- [Exercise brief]
Filter these entries, keeping only lines that hold the word "Class".

Extracts from a graphics dataset:
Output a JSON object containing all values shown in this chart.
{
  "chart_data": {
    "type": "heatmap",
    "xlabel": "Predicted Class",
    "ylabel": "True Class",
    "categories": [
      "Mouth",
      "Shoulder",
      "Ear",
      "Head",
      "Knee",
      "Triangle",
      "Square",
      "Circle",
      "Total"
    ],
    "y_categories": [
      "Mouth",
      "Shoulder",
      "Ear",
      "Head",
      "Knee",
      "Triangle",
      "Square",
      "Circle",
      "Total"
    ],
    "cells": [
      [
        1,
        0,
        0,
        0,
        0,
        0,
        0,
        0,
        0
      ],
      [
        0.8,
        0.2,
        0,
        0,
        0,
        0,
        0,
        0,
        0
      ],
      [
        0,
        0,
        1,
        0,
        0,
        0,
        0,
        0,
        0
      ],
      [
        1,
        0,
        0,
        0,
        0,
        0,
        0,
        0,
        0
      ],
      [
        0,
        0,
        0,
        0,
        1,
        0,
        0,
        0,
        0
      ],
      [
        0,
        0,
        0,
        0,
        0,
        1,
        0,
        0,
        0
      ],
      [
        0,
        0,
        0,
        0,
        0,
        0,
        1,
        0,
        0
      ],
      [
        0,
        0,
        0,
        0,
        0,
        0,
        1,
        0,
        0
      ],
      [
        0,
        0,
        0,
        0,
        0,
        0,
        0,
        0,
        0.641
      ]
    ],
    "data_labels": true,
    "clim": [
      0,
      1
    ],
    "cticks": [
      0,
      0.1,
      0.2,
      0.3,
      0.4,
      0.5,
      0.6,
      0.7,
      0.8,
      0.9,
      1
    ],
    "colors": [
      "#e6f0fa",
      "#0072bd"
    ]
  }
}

- [Exercise answer]
    "xlabel": "Predicted Class",
    "ylabel": "True Class",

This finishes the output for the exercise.